### TASK DIRECTIONS
Write out each line from the data below that includes the word "authors".

### GIVEN DATA
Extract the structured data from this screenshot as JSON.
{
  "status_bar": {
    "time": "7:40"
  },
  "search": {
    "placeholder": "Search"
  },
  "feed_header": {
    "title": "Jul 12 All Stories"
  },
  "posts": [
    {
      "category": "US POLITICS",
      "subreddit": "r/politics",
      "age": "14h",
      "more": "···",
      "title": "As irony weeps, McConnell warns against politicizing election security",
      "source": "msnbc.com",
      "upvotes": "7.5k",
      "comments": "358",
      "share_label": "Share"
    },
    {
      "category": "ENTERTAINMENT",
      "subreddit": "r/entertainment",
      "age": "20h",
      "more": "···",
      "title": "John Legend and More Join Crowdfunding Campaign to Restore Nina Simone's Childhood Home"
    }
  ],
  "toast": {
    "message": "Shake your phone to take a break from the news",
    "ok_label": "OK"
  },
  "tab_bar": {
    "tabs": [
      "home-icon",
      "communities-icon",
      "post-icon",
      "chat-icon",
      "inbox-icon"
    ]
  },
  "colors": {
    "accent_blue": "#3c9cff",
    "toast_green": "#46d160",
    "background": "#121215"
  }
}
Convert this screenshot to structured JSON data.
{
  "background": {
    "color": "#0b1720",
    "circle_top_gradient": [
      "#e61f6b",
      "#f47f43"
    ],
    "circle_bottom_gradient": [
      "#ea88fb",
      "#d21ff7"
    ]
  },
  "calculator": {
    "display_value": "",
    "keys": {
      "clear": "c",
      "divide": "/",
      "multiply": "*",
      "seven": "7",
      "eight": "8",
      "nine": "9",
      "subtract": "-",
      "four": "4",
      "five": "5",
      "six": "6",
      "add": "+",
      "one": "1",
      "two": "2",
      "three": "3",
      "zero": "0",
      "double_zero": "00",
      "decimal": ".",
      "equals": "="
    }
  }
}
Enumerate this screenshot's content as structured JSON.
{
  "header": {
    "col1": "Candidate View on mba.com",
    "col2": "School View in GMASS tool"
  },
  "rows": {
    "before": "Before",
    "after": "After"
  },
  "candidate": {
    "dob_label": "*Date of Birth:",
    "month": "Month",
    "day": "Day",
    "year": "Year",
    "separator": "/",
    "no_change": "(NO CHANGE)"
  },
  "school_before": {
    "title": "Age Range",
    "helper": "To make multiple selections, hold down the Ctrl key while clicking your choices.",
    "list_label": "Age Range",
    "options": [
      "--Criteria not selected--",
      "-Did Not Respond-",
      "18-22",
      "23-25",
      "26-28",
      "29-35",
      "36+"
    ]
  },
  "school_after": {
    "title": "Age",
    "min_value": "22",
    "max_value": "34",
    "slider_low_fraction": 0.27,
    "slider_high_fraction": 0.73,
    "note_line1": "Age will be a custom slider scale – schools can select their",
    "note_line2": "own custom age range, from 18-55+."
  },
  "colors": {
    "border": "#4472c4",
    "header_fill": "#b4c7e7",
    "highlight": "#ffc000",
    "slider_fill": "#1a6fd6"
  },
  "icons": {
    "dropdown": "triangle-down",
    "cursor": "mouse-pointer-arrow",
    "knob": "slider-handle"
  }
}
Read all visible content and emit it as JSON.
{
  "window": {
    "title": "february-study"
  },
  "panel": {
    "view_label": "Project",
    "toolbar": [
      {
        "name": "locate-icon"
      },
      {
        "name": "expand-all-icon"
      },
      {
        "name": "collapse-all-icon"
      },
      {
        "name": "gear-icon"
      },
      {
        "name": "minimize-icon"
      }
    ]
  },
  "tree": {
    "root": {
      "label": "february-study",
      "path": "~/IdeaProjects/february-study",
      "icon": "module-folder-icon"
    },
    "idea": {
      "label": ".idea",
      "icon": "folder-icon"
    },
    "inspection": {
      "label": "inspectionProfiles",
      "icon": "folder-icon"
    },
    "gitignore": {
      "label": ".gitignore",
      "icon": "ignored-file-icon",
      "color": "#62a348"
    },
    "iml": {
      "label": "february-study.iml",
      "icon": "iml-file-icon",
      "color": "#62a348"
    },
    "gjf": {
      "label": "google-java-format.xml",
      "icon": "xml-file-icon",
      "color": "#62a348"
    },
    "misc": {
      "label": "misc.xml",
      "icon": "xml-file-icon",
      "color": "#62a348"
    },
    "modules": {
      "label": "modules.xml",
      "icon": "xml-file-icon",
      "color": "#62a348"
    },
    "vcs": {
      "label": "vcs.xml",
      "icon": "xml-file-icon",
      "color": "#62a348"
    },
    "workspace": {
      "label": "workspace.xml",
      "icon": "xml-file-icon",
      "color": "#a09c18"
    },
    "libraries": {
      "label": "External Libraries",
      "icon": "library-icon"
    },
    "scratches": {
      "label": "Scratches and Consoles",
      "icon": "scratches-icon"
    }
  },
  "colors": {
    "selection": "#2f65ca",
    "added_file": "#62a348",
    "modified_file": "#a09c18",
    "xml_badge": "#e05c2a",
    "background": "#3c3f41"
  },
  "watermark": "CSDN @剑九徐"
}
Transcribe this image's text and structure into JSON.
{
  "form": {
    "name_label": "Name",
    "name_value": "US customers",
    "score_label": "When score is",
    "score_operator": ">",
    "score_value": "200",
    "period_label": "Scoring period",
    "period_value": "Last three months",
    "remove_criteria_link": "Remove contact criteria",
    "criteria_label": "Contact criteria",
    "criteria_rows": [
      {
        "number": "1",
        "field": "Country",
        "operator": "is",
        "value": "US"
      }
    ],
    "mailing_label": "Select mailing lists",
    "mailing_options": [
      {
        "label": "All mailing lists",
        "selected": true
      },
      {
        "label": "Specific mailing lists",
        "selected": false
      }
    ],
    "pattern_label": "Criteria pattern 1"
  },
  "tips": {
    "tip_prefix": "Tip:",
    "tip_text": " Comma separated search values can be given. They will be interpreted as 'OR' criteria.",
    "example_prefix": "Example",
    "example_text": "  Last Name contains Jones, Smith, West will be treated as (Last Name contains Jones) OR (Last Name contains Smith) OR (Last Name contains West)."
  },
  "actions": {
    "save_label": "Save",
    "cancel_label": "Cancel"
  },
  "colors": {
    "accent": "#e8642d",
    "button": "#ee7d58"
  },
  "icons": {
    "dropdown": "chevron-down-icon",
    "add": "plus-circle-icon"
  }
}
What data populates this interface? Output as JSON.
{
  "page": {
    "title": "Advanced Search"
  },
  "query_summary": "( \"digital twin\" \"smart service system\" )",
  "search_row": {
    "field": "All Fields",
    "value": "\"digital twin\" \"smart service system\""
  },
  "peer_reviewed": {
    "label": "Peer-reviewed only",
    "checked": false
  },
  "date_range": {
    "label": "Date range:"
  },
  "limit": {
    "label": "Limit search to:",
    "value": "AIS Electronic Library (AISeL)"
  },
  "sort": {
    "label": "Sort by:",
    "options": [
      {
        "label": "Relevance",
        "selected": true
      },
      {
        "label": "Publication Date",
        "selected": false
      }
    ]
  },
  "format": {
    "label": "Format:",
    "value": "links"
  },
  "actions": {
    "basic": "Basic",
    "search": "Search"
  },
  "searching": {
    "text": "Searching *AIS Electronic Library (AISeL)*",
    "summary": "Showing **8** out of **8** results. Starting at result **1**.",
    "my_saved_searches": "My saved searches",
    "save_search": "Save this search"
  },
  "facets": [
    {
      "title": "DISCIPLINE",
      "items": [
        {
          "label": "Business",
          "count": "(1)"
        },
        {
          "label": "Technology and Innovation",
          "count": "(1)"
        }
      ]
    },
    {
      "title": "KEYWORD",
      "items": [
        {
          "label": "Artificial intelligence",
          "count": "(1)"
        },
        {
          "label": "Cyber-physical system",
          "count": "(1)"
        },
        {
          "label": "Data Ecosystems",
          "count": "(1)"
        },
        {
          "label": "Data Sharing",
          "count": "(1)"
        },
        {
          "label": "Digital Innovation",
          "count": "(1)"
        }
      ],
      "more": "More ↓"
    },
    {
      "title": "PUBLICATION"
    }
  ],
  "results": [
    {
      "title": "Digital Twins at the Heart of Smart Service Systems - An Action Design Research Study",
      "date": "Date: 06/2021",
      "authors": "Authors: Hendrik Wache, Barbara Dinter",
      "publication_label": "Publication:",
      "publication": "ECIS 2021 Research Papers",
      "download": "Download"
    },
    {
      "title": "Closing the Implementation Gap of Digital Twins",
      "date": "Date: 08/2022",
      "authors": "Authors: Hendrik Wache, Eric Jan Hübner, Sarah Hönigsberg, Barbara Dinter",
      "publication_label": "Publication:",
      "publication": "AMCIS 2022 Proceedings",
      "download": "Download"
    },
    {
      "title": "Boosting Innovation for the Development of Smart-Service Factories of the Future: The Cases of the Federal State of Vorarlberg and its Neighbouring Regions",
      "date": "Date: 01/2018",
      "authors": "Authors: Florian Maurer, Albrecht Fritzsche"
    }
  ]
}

### WRITTEN ANSWER
      "authors": "Authors: Hendrik Wache, Barbara Dinter",
      "authors": "Authors: Hendrik Wache, Eric Jan Hübner, Sarah Hönigsberg, Barbara Dinter",
      "authors": "Authors: Florian Maurer, Albrecht Fritzsche"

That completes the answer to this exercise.